-- BEGIN --

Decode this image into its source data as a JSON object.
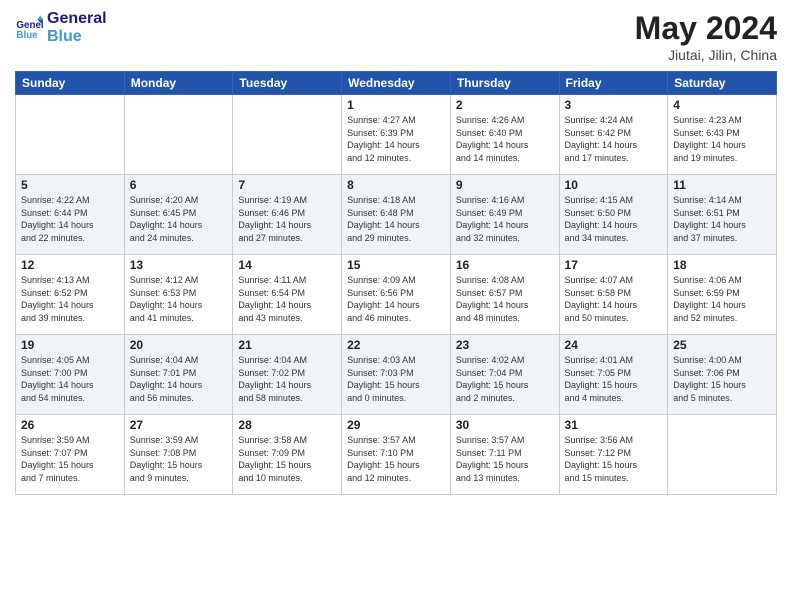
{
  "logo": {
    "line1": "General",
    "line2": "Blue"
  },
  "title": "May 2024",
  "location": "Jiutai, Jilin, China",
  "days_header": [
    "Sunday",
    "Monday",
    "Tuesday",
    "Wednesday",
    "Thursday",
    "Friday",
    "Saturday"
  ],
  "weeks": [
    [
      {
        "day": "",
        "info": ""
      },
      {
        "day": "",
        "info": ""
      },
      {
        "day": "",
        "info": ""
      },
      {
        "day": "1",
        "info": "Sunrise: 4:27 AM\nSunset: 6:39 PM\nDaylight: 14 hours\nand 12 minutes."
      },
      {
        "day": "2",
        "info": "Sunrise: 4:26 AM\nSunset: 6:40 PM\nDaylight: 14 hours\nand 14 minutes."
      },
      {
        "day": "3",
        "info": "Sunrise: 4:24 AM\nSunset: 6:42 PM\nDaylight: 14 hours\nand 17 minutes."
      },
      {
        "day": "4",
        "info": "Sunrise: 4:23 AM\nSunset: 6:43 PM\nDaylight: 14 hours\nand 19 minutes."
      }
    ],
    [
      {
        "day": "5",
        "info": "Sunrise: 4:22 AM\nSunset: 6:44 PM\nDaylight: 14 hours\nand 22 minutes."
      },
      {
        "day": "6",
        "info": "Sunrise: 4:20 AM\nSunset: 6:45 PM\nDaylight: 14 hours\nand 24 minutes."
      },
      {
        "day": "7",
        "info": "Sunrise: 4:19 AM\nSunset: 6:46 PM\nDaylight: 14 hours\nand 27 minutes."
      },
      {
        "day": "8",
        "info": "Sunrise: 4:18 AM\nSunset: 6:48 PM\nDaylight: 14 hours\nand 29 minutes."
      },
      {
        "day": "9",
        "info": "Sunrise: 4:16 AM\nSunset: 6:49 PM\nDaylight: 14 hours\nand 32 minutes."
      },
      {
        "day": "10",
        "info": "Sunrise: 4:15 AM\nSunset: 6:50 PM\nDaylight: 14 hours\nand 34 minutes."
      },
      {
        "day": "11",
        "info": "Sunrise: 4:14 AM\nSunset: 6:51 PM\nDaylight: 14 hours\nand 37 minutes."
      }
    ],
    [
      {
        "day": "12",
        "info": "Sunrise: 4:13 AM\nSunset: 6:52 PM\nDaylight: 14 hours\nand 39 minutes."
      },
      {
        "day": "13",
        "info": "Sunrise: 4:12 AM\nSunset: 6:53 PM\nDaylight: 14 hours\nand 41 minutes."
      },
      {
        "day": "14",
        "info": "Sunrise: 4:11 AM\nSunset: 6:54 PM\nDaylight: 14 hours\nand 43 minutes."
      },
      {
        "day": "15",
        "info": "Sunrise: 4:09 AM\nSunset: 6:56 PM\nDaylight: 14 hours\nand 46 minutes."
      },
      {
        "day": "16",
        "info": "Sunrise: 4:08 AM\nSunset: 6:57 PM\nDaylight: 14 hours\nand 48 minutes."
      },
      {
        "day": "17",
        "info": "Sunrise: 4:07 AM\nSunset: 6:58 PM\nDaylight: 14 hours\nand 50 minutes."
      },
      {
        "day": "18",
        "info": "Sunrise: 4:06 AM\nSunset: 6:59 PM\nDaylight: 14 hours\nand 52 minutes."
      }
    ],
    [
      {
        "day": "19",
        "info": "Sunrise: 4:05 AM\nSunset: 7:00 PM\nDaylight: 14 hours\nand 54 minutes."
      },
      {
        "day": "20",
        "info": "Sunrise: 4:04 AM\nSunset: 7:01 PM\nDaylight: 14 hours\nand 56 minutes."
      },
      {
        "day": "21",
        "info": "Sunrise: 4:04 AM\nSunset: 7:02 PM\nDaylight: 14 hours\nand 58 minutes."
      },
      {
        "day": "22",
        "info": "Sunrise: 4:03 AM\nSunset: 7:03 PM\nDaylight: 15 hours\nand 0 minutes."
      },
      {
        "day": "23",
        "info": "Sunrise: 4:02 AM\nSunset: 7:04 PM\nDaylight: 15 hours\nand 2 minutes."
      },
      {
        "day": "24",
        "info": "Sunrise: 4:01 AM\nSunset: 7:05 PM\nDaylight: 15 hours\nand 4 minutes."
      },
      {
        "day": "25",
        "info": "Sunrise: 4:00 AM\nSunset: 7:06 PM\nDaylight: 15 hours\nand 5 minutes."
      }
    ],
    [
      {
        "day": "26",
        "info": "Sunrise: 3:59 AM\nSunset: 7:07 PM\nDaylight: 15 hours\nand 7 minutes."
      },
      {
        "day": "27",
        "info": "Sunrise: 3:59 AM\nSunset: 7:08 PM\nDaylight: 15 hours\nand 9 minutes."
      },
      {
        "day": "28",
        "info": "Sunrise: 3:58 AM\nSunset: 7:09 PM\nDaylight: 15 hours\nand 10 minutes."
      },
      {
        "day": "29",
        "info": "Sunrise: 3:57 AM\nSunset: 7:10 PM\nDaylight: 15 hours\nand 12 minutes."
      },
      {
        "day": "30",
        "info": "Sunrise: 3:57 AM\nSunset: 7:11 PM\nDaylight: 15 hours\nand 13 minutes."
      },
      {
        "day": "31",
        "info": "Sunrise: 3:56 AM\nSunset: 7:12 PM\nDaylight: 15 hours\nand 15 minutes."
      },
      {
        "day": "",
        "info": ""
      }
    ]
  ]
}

-- END --
-- BEGIN --

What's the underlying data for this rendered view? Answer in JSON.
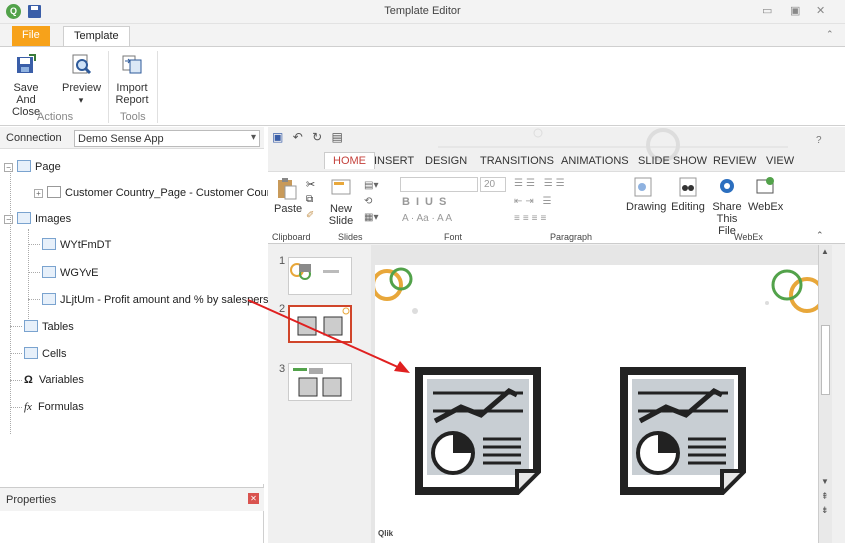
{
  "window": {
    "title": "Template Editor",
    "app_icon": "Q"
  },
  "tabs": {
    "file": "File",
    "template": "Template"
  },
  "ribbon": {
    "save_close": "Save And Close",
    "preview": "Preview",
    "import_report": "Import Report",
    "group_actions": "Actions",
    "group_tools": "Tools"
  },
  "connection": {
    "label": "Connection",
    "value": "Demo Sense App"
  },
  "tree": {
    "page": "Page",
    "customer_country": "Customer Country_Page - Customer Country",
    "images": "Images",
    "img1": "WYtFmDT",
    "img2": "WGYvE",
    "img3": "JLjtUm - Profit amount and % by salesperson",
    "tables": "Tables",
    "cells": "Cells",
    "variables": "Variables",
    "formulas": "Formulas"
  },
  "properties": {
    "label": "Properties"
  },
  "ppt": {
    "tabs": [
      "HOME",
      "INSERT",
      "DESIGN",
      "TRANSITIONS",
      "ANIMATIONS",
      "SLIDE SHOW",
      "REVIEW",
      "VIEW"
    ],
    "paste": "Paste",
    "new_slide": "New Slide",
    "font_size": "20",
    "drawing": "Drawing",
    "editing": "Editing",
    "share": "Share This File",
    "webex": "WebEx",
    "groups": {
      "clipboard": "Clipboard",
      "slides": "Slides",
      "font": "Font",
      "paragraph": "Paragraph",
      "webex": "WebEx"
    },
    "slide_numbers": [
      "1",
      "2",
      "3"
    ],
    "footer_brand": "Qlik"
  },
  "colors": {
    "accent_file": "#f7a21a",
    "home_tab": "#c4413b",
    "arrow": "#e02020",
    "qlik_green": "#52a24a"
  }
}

-- END --
-- BEGIN --

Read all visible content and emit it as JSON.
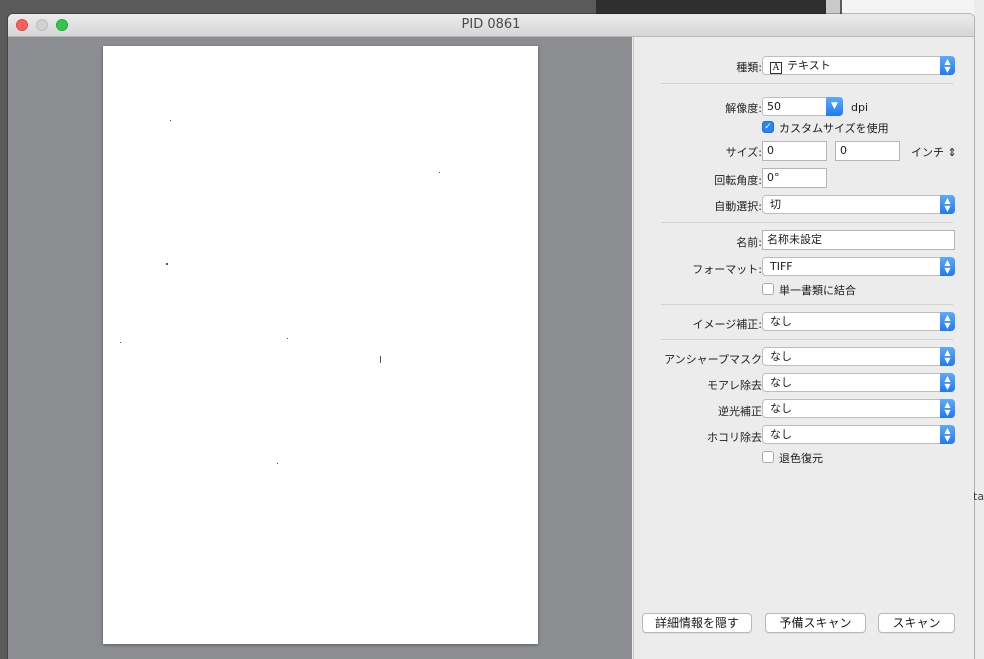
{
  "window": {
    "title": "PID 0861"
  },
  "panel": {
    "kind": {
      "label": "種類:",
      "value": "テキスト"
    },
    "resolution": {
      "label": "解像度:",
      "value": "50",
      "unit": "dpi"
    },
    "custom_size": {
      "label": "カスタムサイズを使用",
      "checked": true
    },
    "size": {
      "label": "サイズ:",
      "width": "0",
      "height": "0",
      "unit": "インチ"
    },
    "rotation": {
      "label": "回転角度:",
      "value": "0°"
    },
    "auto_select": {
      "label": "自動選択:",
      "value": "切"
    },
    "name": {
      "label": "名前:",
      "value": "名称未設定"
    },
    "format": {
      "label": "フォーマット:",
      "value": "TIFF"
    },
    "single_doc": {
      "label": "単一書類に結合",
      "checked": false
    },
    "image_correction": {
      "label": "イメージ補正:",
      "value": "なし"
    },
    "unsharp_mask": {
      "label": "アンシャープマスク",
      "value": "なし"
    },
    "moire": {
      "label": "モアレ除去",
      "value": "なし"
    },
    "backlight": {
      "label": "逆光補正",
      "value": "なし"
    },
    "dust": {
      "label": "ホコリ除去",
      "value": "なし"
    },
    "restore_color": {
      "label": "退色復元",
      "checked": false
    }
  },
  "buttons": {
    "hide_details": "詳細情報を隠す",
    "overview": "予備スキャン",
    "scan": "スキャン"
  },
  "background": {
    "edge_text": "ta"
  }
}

-- END --

**Directions**
Gather from the entries above all lines that include the string "title".

**Correct answer**
  "title": "May 2024",
    "title": "Template Editor",
    "title": "PID 0861"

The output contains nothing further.